<<<<

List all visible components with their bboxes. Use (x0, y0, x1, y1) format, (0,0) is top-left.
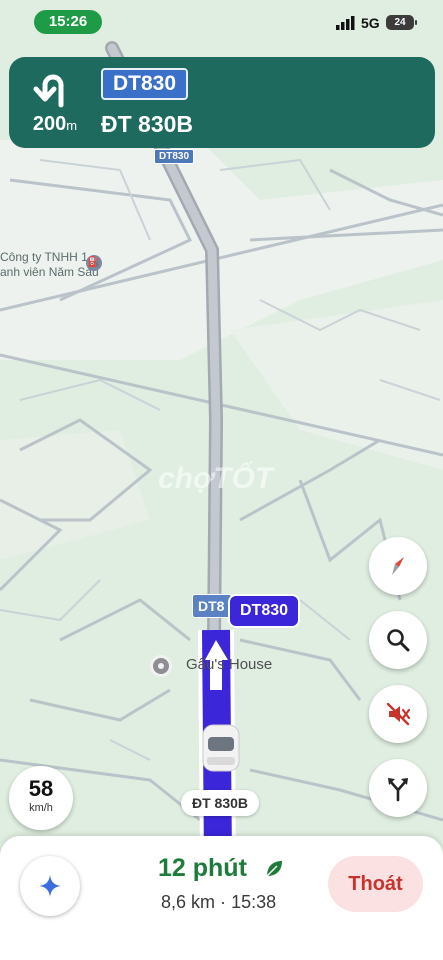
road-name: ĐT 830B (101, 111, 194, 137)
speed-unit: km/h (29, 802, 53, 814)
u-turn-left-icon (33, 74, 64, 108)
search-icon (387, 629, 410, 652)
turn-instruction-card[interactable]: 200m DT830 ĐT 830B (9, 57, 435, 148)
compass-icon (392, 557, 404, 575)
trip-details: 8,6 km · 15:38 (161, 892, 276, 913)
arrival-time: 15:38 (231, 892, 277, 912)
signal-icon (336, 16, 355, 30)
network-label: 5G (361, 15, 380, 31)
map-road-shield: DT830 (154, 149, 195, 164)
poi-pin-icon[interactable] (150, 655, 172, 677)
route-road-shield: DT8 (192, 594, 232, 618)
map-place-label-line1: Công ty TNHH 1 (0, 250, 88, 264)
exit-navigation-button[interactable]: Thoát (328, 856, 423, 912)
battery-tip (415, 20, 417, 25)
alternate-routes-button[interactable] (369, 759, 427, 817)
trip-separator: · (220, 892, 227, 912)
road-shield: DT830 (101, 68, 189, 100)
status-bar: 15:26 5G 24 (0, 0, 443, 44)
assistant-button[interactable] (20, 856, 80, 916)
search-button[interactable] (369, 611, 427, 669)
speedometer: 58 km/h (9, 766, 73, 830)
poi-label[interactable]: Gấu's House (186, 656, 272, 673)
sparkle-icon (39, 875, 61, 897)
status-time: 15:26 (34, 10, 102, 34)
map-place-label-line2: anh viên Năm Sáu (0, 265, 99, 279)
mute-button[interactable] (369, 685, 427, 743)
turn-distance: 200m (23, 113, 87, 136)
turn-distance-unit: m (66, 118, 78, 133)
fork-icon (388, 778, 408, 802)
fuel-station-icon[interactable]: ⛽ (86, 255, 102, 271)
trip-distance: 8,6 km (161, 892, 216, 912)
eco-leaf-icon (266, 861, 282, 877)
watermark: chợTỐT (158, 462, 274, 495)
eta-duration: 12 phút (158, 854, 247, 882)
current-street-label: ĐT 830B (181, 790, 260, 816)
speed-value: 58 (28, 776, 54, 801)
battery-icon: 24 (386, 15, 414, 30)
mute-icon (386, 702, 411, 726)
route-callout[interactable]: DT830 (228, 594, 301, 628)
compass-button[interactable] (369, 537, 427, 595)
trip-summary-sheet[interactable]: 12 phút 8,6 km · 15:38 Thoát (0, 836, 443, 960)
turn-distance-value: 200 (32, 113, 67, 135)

>>>>
<<<<

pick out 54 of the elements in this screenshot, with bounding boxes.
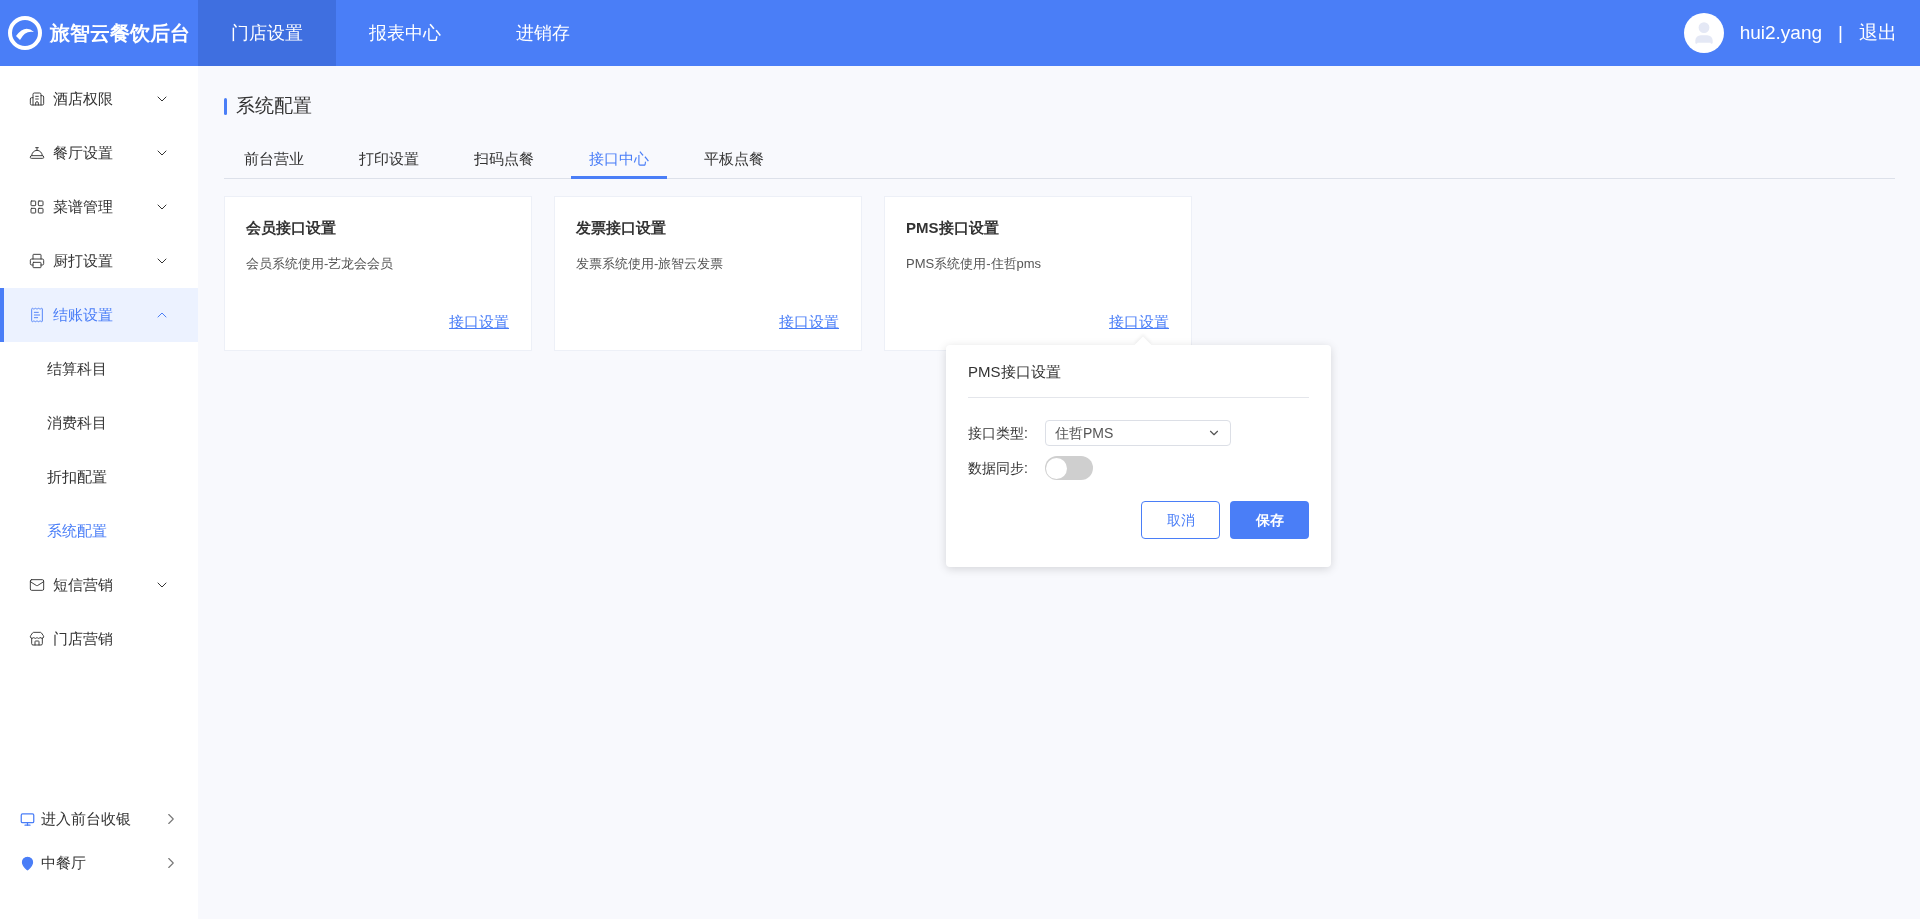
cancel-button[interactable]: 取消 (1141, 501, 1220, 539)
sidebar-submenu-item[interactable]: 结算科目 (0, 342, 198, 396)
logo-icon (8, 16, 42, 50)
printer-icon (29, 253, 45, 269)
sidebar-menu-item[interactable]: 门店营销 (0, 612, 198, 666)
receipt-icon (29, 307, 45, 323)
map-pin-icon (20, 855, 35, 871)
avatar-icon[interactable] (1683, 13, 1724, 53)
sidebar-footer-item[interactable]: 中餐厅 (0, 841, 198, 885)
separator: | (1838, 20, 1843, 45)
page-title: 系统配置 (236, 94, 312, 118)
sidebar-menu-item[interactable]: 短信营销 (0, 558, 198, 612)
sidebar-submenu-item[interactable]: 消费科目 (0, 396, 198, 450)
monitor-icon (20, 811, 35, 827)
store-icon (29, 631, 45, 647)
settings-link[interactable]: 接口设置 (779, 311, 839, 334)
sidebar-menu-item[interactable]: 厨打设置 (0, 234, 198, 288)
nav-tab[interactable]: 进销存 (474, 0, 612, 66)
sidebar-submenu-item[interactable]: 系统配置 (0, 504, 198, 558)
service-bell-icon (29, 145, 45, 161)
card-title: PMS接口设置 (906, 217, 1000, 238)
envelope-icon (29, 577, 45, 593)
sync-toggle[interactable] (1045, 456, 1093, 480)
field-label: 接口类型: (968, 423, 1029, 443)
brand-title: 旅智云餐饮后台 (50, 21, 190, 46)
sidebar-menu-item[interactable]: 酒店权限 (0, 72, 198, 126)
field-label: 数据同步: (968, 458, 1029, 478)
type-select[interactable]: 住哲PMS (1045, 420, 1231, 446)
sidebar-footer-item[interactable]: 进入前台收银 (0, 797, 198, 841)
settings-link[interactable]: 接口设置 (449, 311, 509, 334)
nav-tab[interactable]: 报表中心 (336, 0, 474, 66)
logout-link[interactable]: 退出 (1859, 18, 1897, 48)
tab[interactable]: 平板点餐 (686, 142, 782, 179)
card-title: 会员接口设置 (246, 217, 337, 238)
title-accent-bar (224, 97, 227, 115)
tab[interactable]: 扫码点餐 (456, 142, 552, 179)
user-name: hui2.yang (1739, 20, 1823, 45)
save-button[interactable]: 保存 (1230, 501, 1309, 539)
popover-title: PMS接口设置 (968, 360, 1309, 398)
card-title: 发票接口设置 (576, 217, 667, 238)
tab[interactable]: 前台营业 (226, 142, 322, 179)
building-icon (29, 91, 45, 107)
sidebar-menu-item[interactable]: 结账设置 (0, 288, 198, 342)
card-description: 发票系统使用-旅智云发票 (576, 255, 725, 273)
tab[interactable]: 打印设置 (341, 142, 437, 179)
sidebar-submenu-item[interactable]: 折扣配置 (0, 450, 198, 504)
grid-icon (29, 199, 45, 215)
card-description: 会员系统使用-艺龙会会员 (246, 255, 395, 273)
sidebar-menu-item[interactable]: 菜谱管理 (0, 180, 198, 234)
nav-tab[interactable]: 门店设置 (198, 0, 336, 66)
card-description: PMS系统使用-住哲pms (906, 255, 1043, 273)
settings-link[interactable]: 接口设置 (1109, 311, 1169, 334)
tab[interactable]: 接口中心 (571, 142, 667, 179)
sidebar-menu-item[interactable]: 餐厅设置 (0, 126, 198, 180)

>>>>

### Exercise goal
Swap "map-pin-icon" for "location-icon" in the material from the line with "cancel-button[interactable]: 取消 (1141, 501, 1220, 539)" up to and including the line with "page-title: 系统配置 (236, 94, 312, 118)", and write out only those lines with nothing else changed.

### Result
cancel-button[interactable]: 取消 (1141, 501, 1220, 539)
sidebar-submenu-item[interactable]: 结算科目 (0, 342, 198, 396)
logo-icon (8, 16, 42, 50)
printer-icon (29, 253, 45, 269)
sidebar-menu-item[interactable]: 门店营销 (0, 612, 198, 666)
receipt-icon (29, 307, 45, 323)
location-icon (20, 855, 35, 871)
avatar-icon[interactable] (1683, 13, 1724, 53)
sidebar-footer-item[interactable]: 中餐厅 (0, 841, 198, 885)
separator: | (1838, 20, 1843, 45)
page-title: 系统配置 (236, 94, 312, 118)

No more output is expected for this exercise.